Gather each line in the entries that includes the string "what".

***** WORKING DATA *****

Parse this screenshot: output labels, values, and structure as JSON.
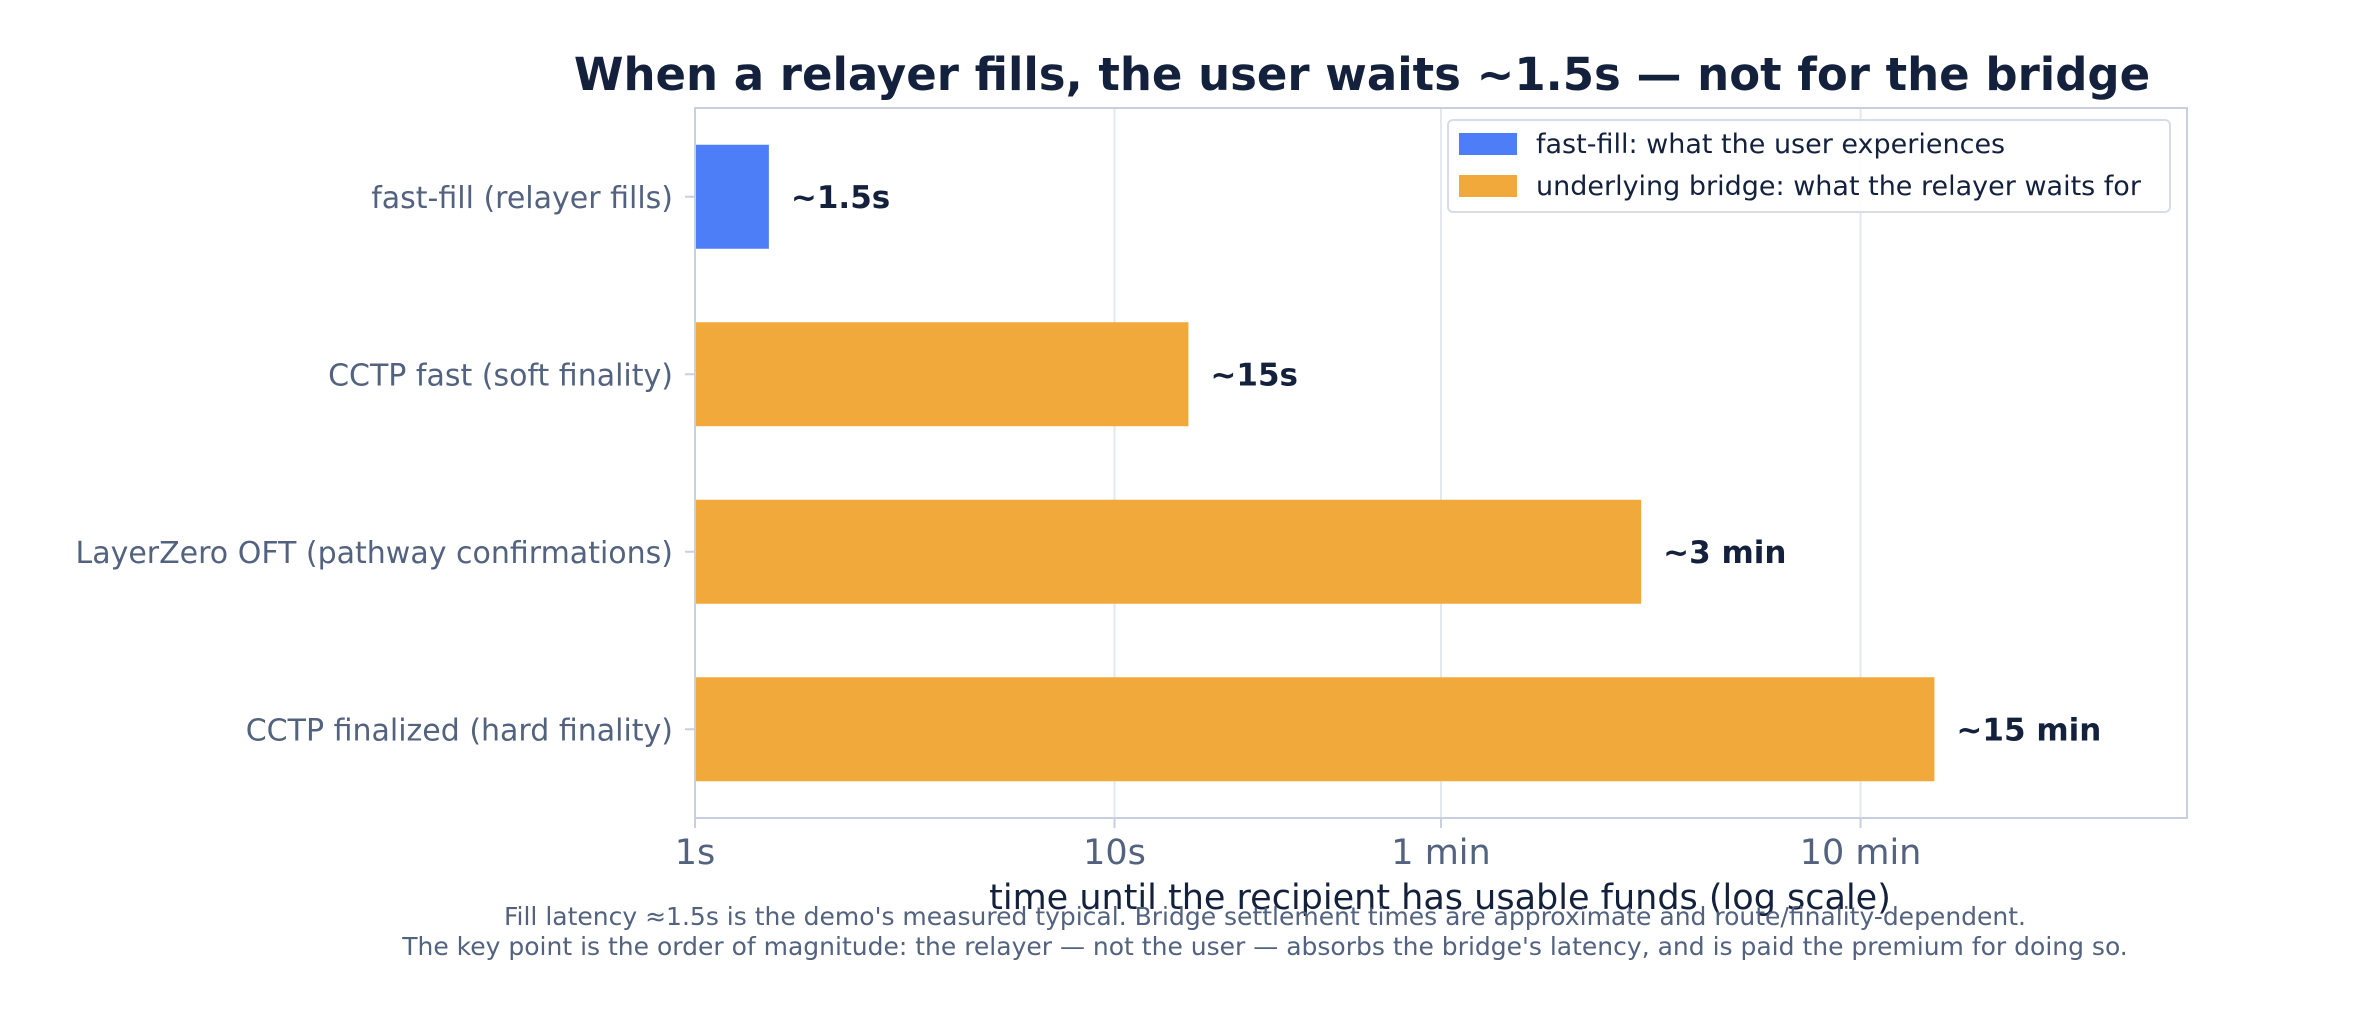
{
  "chart_data": {
    "type": "bar",
    "orientation": "horizontal",
    "title": "When a relayer fills, the user waits ~1.5s — not for the bridge",
    "xlabel": "time until the recipient has usable funds  (log scale)",
    "ylabel": "",
    "x_scale": "log",
    "xlim_seconds": [
      1,
      3600
    ],
    "x_ticks": [
      {
        "value": 1,
        "label": "1s"
      },
      {
        "value": 10,
        "label": "10s"
      },
      {
        "value": 60,
        "label": "1 min"
      },
      {
        "value": 600,
        "label": "10 min"
      }
    ],
    "grid": "vertical",
    "legend_position": "top-right",
    "categories": [
      "fast-fill  (relayer fills)",
      "CCTP fast  (soft finality)",
      "LayerZero OFT  (pathway confirmations)",
      "CCTP finalized  (hard finality)"
    ],
    "values_seconds": [
      1.5,
      15,
      180,
      900
    ],
    "data_labels": [
      "~1.5s",
      "~15s",
      "~3 min",
      "~15 min"
    ],
    "bar_series": [
      0,
      1,
      1,
      1
    ],
    "series": [
      {
        "name": "fast-fill: what the user experiences",
        "color": "#4d7ef7"
      },
      {
        "name": "underlying bridge: what the relayer waits for",
        "color": "#f2a93b"
      }
    ]
  },
  "caption": {
    "line1": "Fill latency ≈1.5s is the demo's measured typical. Bridge settlement times are approximate and route/finality-dependent.",
    "line2": "The key point is the order of magnitude: the relayer — not the user — absorbs the bridge's latency, and is paid the premium for doing so."
  },
  "colors": {
    "title": "#14213d",
    "muted_text": "#52627f",
    "axes_frame": "#c6d0df",
    "grid": "#e3e7f0"
  }
}
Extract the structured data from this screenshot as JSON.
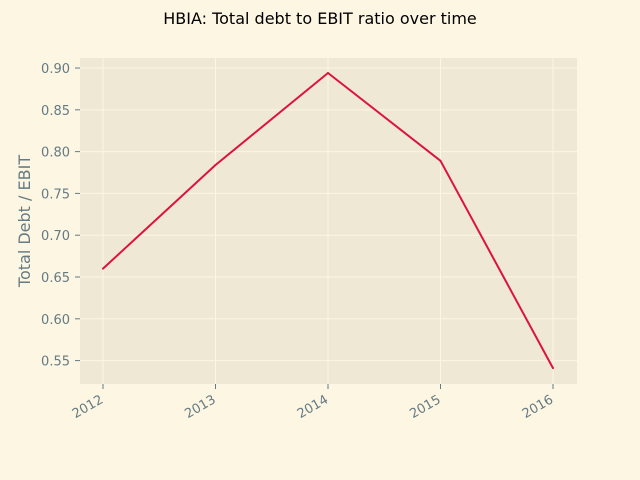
{
  "chart_data": {
    "type": "line",
    "title": "HBIA: Total debt to EBIT ratio over time",
    "xlabel": "",
    "ylabel": "Total Debt / EBIT",
    "x": [
      "2012",
      "2013",
      "2014",
      "2015",
      "2016"
    ],
    "series": [
      {
        "values": [
          0.66,
          0.784,
          0.894,
          0.789,
          0.541
        ]
      }
    ],
    "ylim": [
      0.522,
      0.912
    ],
    "yticks": [
      "0.55",
      "0.60",
      "0.65",
      "0.70",
      "0.75",
      "0.80",
      "0.85",
      "0.90"
    ],
    "grid": true,
    "colors": {
      "figure_bg": "#fdf6e3",
      "plot_bg": "#eee8d5",
      "line": "#dc143c",
      "tick_text": "#657b83"
    }
  }
}
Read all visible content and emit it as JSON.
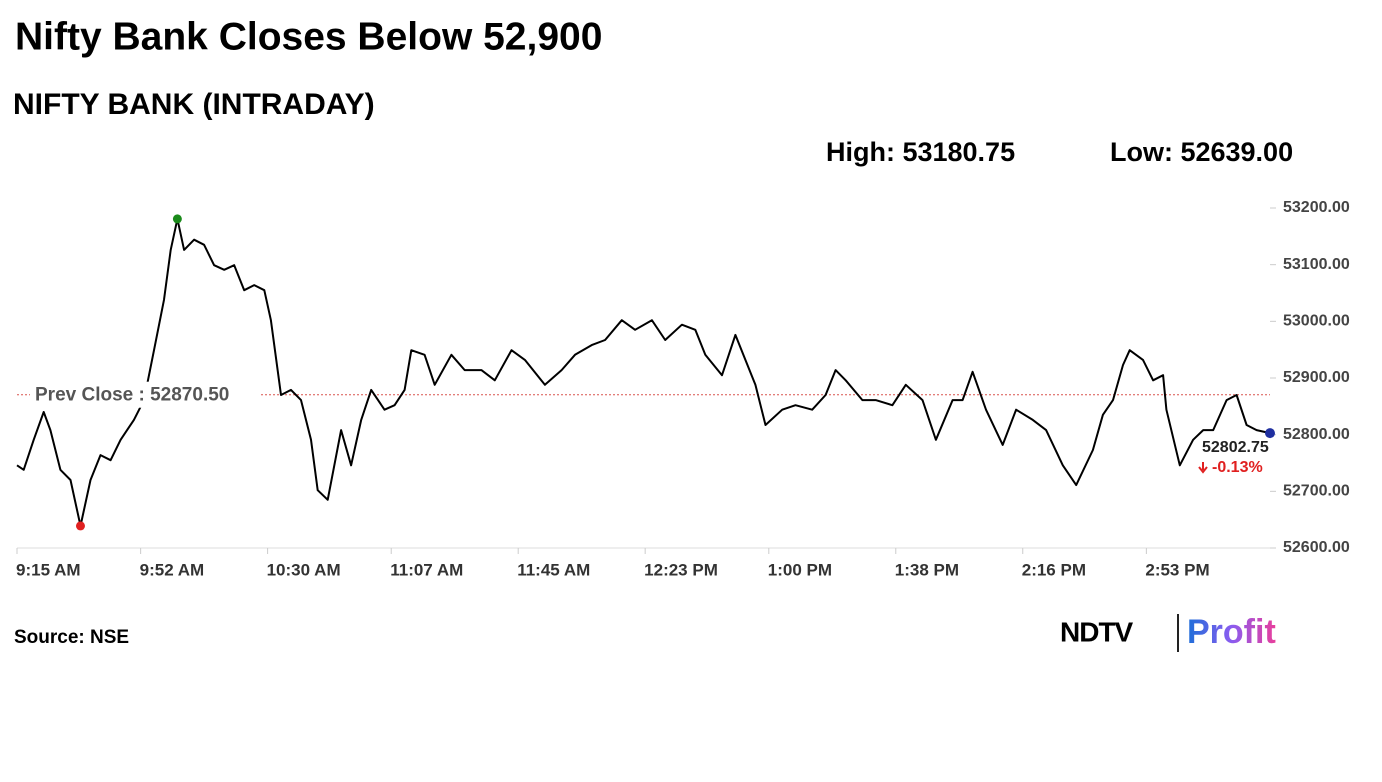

*****

CORRECT RESULT:
        "name": "fast-fill: what the user experiences",
        "name": "underlying bridge: what the relayer waits for",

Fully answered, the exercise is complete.